■ Data excerpts ■

○ ○ ○ ○

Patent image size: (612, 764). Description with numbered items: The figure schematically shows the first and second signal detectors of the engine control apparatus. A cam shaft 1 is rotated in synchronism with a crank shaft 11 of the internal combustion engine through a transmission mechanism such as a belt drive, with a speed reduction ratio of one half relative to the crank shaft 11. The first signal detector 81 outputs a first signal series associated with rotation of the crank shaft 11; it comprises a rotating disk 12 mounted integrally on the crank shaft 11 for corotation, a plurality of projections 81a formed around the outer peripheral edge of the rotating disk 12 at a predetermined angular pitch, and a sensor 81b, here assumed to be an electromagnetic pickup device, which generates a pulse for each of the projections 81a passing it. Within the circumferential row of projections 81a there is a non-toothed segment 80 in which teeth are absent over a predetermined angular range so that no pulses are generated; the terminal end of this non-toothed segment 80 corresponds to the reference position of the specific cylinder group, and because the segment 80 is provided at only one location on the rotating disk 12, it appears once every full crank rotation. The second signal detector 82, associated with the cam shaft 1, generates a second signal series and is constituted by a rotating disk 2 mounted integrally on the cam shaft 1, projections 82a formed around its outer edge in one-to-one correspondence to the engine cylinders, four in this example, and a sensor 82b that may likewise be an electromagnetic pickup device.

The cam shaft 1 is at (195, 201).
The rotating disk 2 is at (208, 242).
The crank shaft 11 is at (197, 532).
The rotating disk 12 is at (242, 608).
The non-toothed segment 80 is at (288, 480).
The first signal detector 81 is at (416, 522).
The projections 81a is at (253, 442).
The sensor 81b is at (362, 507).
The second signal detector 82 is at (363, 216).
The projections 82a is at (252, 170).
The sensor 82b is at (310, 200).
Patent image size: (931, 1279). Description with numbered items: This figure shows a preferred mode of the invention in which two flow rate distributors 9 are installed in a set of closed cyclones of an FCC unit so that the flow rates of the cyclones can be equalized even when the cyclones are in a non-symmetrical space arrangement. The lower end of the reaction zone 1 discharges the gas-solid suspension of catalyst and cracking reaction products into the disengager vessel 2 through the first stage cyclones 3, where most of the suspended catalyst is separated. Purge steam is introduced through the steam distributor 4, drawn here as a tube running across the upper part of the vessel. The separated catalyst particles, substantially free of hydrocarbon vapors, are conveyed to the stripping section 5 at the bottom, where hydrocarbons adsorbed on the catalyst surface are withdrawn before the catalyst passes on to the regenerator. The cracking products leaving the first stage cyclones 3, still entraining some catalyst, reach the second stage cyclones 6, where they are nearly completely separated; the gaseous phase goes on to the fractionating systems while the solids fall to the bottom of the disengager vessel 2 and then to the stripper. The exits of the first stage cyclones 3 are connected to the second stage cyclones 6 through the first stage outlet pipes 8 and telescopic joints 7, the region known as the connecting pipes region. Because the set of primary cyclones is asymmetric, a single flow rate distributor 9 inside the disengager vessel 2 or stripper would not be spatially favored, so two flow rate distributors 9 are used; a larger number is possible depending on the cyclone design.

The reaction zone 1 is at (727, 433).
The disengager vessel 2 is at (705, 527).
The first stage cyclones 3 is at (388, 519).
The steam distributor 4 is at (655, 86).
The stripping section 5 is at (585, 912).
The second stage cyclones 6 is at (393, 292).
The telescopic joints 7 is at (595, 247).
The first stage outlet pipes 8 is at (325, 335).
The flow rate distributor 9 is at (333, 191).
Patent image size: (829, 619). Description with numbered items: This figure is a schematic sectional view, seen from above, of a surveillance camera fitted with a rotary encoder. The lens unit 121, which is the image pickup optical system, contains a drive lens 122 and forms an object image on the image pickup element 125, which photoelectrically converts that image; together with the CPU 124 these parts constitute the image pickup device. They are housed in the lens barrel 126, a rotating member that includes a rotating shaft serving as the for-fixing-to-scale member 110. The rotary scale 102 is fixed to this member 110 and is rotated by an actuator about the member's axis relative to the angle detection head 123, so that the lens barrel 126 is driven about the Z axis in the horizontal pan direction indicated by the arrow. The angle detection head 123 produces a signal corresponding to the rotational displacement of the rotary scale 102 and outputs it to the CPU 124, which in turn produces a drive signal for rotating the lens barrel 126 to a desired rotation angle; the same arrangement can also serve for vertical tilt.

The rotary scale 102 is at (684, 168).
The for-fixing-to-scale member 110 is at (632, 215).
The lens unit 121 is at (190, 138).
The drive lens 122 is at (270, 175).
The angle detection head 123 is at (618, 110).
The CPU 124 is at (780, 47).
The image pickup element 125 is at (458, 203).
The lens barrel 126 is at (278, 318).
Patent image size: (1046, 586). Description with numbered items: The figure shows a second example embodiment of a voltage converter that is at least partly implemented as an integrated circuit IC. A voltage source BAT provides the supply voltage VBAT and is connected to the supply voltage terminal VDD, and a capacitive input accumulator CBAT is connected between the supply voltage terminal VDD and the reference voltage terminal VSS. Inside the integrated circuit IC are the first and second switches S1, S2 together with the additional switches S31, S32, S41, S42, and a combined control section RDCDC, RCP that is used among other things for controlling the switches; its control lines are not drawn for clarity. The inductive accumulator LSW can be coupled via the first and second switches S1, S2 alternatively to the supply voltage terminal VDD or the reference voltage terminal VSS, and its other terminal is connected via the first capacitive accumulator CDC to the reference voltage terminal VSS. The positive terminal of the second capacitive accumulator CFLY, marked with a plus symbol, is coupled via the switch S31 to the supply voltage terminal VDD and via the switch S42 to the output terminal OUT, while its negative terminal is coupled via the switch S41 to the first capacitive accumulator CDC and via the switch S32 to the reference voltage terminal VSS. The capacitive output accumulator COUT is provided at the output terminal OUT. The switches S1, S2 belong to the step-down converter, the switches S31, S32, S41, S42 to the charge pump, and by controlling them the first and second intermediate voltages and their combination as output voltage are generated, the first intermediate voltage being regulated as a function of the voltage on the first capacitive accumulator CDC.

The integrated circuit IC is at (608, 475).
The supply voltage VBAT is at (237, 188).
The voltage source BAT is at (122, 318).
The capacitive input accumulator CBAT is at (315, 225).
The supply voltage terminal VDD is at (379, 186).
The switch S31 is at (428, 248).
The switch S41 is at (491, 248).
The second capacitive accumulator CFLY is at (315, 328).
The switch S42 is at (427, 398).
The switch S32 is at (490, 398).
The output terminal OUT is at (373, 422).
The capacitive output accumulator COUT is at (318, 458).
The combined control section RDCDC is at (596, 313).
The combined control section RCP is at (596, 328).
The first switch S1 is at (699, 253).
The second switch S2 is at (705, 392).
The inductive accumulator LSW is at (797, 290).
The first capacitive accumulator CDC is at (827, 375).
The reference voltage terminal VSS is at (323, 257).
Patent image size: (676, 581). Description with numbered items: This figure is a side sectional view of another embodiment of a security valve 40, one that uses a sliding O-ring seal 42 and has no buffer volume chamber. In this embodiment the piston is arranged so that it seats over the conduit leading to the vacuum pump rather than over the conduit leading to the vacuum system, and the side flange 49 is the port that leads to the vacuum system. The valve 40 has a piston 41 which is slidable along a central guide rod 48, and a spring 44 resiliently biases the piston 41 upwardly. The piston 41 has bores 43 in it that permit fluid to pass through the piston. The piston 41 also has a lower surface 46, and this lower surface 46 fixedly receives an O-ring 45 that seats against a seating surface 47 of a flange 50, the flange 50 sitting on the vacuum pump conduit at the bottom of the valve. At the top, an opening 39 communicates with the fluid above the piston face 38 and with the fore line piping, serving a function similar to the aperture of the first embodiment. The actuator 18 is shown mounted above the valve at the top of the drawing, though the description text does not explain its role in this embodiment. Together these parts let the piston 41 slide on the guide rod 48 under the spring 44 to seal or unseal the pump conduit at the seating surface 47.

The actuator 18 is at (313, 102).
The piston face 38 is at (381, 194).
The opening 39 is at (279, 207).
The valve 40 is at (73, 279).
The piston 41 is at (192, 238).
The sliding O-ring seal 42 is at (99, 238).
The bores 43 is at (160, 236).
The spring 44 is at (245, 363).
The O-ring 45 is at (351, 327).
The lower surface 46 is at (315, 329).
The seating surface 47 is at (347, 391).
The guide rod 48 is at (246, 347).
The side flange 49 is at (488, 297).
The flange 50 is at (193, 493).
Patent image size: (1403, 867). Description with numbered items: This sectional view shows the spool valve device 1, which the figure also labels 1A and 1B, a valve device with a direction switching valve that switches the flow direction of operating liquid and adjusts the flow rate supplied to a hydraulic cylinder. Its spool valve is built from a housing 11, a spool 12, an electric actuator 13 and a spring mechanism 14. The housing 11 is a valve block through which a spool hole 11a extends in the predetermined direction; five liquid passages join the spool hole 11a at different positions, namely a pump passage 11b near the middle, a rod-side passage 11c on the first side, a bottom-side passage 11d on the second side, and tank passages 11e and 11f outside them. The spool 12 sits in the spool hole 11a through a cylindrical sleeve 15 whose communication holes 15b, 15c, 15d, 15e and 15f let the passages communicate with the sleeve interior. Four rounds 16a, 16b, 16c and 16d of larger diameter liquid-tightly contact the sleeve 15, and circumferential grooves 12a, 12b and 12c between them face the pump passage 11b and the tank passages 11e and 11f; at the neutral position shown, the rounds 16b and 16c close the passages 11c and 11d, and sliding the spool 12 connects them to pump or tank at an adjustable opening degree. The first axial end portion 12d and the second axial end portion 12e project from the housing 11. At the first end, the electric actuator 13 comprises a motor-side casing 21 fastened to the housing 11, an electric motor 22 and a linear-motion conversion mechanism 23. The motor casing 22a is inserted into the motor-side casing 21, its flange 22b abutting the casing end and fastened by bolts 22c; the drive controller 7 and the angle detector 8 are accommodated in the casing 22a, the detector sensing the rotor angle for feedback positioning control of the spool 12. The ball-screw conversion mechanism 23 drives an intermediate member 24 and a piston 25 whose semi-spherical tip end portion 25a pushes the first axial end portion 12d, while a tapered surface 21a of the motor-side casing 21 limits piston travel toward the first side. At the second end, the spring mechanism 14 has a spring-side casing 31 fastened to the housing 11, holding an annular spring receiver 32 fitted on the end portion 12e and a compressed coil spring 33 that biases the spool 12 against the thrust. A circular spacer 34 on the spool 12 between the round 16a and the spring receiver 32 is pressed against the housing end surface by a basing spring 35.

○ ○ ○ ○

■ Your task ■
Arrange the stretch of the material above, from its start through the line containing "The sensor 82b is at (310, 200).", as a JSON list of strings with one string per line and blank lines omitted.

■ Result ■
[
  "Patent image size: (612, 764). Description with numbered items: The figure schematically shows the first and second signal detectors of the engine control apparatus. A cam shaft 1 is rotated in synchronism with a crank shaft 11 of the internal combustion engine through a transmission mechanism such as a belt drive, with a speed reduction ratio of one half relative to the crank shaft 11. The first signal detector 81 outputs a first signal series associated with rotation of the crank shaft 11; it comprises a rotating disk 12 mounted integrally on the crank shaft 11 for corotation, a plurality of projections 81a formed around the outer peripheral edge of the rotating disk 12 at a predetermined angular pitch, and a sensor 81b, here assumed to be an electromagnetic pickup device, which generates a pulse for each of the projections 81a passing it. Within the circumferential row of projections 81a there is a non-toothed segment 80 in which teeth are absent over a predetermined angular range so that no pulses are generated; the terminal end of this non-toothed segment 80 corresponds to the reference position of the specific cylinder group, and because the segment 80 is provided at only one location on the rotating disk 12, it appears once every full crank rotation. The second signal detector 82, associated with the cam shaft 1, generates a second signal series and is constituted by a rotating disk 2 mounted integrally on the cam shaft 1, projections 82a formed around its outer edge in one-to-one correspondence to the engine cylinders, four in this example, and a sensor 82b that may likewise be an electromagnetic pickup device.",
  "The cam shaft 1 is at (195, 201).",
  "The rotating disk 2 is at (208, 242).",
  "The crank shaft 11 is at (197, 532).",
  "The rotating disk 12 is at (242, 608).",
  "The non-toothed segment 80 is at (288, 480).",
  "The first signal detector 81 is at (416, 522).",
  "The projections 81a is at (253, 442).",
  "The sensor 81b is at (362, 507).",
  "The second signal detector 82 is at (363, 216).",
  "The projections 82a is at (252, 170).",
  "The sensor 82b is at (310, 200)."
]